● **Written exercise**: Can all of these lines be returned exactly?

____

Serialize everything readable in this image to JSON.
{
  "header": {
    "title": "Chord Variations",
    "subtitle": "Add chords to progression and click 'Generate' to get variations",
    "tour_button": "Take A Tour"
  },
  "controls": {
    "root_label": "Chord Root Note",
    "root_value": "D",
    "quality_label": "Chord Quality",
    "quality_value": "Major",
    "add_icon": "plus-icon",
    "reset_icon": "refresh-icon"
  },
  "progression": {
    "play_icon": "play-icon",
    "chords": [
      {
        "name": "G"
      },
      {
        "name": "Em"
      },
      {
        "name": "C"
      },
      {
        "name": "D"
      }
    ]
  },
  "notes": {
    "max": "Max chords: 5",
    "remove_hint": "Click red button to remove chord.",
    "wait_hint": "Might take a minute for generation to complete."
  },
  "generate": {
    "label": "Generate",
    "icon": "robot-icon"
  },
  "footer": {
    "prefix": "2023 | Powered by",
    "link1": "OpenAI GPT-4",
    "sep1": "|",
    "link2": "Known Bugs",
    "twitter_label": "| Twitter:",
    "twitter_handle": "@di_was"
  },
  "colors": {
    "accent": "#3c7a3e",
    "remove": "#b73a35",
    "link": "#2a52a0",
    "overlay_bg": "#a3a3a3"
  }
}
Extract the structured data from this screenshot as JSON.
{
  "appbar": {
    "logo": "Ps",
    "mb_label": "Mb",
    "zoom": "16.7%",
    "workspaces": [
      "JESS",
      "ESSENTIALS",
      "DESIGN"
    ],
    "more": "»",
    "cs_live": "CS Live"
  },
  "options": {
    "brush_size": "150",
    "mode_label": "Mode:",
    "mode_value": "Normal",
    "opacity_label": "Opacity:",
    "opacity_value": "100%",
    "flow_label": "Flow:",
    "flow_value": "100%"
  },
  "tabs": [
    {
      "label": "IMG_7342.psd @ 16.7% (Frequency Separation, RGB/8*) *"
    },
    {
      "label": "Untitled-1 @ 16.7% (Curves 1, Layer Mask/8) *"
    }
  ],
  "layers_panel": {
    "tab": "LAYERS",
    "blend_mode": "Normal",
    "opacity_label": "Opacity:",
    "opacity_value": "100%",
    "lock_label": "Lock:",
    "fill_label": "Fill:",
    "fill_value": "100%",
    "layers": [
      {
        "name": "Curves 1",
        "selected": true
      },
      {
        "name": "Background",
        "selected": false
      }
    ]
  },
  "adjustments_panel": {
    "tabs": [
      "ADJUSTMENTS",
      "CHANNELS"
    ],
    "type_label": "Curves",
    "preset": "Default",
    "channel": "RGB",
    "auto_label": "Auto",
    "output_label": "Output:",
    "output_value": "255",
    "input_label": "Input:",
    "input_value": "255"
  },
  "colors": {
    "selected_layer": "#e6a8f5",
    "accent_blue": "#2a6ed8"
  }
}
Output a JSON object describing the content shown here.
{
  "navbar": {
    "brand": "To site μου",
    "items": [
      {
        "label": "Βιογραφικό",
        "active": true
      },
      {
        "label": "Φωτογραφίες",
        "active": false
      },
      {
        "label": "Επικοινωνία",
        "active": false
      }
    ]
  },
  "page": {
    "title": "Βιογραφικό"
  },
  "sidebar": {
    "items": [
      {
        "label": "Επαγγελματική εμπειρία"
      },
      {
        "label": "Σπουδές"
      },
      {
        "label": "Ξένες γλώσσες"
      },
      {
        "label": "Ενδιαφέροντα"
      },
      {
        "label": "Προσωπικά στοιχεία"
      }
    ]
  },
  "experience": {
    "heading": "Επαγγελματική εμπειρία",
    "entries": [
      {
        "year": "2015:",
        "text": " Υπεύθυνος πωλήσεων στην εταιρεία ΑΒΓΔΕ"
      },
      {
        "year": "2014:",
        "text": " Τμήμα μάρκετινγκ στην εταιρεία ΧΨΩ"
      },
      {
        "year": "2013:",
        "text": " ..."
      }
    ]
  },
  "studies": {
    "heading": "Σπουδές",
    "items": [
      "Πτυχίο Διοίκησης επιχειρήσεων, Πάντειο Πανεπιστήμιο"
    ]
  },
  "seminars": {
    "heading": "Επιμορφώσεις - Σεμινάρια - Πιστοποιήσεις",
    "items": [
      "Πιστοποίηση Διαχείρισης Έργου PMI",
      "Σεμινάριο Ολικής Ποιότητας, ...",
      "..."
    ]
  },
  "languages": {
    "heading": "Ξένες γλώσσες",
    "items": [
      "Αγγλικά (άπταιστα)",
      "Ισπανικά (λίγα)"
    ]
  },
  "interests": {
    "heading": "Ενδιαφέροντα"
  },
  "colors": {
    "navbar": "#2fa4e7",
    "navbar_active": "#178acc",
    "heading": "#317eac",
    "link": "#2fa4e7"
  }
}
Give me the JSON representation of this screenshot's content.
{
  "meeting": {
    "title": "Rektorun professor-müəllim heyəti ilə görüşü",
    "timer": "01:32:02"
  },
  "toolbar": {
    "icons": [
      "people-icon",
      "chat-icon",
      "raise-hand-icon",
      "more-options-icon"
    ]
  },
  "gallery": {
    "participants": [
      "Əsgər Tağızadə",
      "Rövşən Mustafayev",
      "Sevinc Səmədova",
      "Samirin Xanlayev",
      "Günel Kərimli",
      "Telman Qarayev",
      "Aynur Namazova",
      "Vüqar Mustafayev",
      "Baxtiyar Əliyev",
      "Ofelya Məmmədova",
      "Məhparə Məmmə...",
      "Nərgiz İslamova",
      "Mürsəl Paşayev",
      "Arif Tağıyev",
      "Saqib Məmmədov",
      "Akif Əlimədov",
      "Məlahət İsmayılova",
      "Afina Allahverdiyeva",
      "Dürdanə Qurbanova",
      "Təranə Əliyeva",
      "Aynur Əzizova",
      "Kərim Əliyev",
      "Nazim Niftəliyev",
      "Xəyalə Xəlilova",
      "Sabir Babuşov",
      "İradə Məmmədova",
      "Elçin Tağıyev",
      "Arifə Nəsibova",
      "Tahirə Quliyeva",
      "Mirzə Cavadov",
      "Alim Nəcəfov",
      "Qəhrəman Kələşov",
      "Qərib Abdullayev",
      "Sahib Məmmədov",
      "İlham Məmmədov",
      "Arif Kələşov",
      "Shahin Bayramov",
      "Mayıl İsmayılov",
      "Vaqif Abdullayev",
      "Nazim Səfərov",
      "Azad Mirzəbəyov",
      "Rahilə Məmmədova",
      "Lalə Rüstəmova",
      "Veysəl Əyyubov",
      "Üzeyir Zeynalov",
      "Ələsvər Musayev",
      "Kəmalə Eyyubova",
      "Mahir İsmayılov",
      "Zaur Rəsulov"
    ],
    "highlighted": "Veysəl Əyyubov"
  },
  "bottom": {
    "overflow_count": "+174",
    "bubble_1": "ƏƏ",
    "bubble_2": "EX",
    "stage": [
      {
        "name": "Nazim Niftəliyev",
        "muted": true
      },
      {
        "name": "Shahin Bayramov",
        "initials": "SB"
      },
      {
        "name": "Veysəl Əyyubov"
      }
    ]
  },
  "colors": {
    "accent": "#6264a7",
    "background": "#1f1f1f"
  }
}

____

● **Task solution**:
Serialize everything readable in this image to JSON.
{
  "header": {
    "title": "Chord Variations",
    "subtitle": "Add chords to progression and click 'Generate' to get variations",
    "tour_button": "Take A Tour"
  },
  "controls": {
    "root_label": "Chord Root Note",
    "root_value": "D",
    "quality_label": "Chord Quality",
    "quality_value": "Major",
    "add_icon": "plus-icon",
    "reset_icon": "refresh-icon"
  },
  "progression": {
    "play_icon": "play-icon",
    "chords": [
      {
        "name": "G"
      },
      {
        "name": "Em"
      },
      {
        "name": "C"
      },
      {
        "name": "D"
      }
    ]
  },
  "notes": {
    "max": "Max chords: 5",
    "remove_hint": "Click red button to remove chord.",
    "wait_hint": "Might take a minute for generation to complete."
  },
  "generate": {
    "label": "Generate",
    "icon": "robot-icon"
  },
  "footer": {
    "prefix": "2023 | Powered by",
    "link1": "OpenAI GPT-4",
    "sep1": "|",
    "link2": "Known Bugs",
    "twitter_label": "| Twitter:",
    "twitter_handle": "@di_was"
  },
  "colors": {
    "accent": "#3c7a3e",
    "remove": "#b73a35",
    "link": "#2a52a0",
    "overlay_bg": "#a3a3a3"
  }
}
Extract the structured data from this screenshot as JSON.
{
  "appbar": {
    "logo": "Ps",
    "mb_label": "Mb",
    "zoom": "16.7%",
    "workspaces": [
      "JESS",
      "ESSENTIALS",
      "DESIGN"
    ],
    "more": "»",
    "cs_live": "CS Live"
  },
  "options": {
    "brush_size": "150",
    "mode_label": "Mode:",
    "mode_value": "Normal",
    "opacity_label": "Opacity:",
    "opacity_value": "100%",
    "flow_label": "Flow:",
    "flow_value": "100%"
  },
  "tabs": [
    {
      "label": "IMG_7342.psd @ 16.7% (Frequency Separation, RGB/8*) *"
    },
    {
      "label": "Untitled-1 @ 16.7% (Curves 1, Layer Mask/8) *"
    }
  ],
  "layers_panel": {
    "tab": "LAYERS",
    "blend_mode": "Normal",
    "opacity_label": "Opacity:",
    "opacity_value": "100%",
    "lock_label": "Lock:",
    "fill_label": "Fill:",
    "fill_value": "100%",
    "layers": [
      {
        "name": "Curves 1",
        "selected": true
      },
      {
        "name": "Background",
        "selected": false
      }
    ]
  },
  "adjustments_panel": {
    "tabs": [
      "ADJUSTMENTS",
      "CHANNELS"
    ],
    "type_label": "Curves",
    "preset": "Default",
    "channel": "RGB",
    "auto_label": "Auto",
    "output_label": "Output:",
    "output_value": "255",
    "input_label": "Input:",
    "input_value": "255"
  },
  "colors": {
    "selected_layer": "#e6a8f5",
    "accent_blue": "#2a6ed8"
  }
}
Output a JSON object describing the content shown here.
{
  "navbar": {
    "brand": "To site μου",
    "items": [
      {
        "label": "Βιογραφικό",
        "active": true
      },
      {
        "label": "Φωτογραφίες",
        "active": false
      },
      {
        "label": "Επικοινωνία",
        "active": false
      }
    ]
  },
  "page": {
    "title": "Βιογραφικό"
  },
  "sidebar": {
    "items": [
      {
        "label": "Επαγγελματική εμπειρία"
      },
      {
        "label": "Σπουδές"
      },
      {
        "label": "Ξένες γλώσσες"
      },
      {
        "label": "Ενδιαφέροντα"
      },
      {
        "label": "Προσωπικά στοιχεία"
      }
    ]
  },
  "experience": {
    "heading": "Επαγγελματική εμπειρία",
    "entries": [
      {
        "year": "2015:",
        "text": " Υπεύθυνος πωλήσεων στην εταιρεία ΑΒΓΔΕ"
      },
      {
        "year": "2014:",
        "text": " Τμήμα μάρκετινγκ στην εταιρεία ΧΨΩ"
      },
      {
        "year": "2013:",
        "text": " ..."
      }
    ]
  },
  "studies": {
    "heading": "Σπουδές",
    "items": [
      "Πτυχίο Διοίκησης επιχειρήσεων, Πάντειο Πανεπιστήμιο"
    ]
  },
  "seminars": {
    "heading": "Επιμορφώσεις - Σεμινάρια - Πιστοποιήσεις",
    "items": [
      "Πιστοποίηση Διαχείρισης Έργου PMI",
      "Σεμινάριο Ολικής Ποιότητας, ...",
      "..."
    ]
  },
  "languages": {
    "heading": "Ξένες γλώσσες",
    "items": [
      "Αγγλικά (άπταιστα)",
      "Ισπανικά (λίγα)"
    ]
  },
  "interests": {
    "heading": "Ενδιαφέροντα"
  },
  "colors": {
    "navbar": "#2fa4e7",
    "navbar_active": "#178acc",
    "heading": "#317eac",
    "link": "#2fa4e7"
  }
}
Give me the JSON representation of this screenshot's content.
{
  "meeting": {
    "title": "Rektorun professor-müəllim heyəti ilə görüşü",
    "timer": "01:32:02"
  },
  "toolbar": {
    "icons": [
      "people-icon",
      "chat-icon",
      "raise-hand-icon",
      "more-options-icon"
    ]
  },
  "gallery": {
    "participants": [
      "Əsgər Tağızadə",
      "Rövşən Mustafayev",
      "Sevinc Səmədova",
      "Samirin Xanlayev",
      "Günel Kərimli",
      "Telman Qarayev",
      "Aynur Namazova",
      "Vüqar Mustafayev",
      "Baxtiyar Əliyev",
      "Ofelya Məmmədova",
      "Məhparə Məmmə...",
      "Nərgiz İslamova",
      "Mürsəl Paşayev",
      "Arif Tağıyev",
      "Saqib Məmmədov",
      "Akif Əlimədov",
      "Məlahət İsmayılova",
      "Afina Allahverdiyeva",
      "Dürdanə Qurbanova",
      "Təranə Əliyeva",
      "Aynur Əzizova",
      "Kərim Əliyev",
      "Nazim Niftəliyev",
      "Xəyalə Xəlilova",
      "Sabir Babuşov",
      "İradə Məmmədova",
      "Elçin Tağıyev",
      "Arifə Nəsibova",
      "Tahirə Quliyeva",
      "Mirzə Cavadov",
      "Alim Nəcəfov",
      "Qəhrəman Kələşov",
      "Qərib Abdullayev",
      "Sahib Məmmədov",
      "İlham Məmmədov",
      "Arif Kələşov",
      "Shahin Bayramov",
      "Mayıl İsmayılov",
      "Vaqif Abdullayev",
      "Nazim Səfərov",
      "Azad Mirzəbəyov",
      "Rahilə Məmmədova",
      "Lalə Rüstəmova",
      "Veysəl Əyyubov",
      "Üzeyir Zeynalov",
      "Ələsvər Musayev",
      "Kəmalə Eyyubova",
      "Mahir İsmayılov",
      "Zaur Rəsulov"
    ],
    "highlighted": "Veysəl Əyyubov"
  },
  "bottom": {
    "overflow_count": "+174",
    "bubble_1": "ƏƏ",
    "bubble_2": "EX",
    "stage": [
      {
        "name": "Nazim Niftəliyev",
        "muted": true
      },
      {
        "name": "Shahin Bayramov",
        "initials": "SB"
      },
      {
        "name": "Veysəl Əyyubov"
      }
    ]
  },
  "colors": {
    "accent": "#6264a7",
    "background": "#1f1f1f"
  }
}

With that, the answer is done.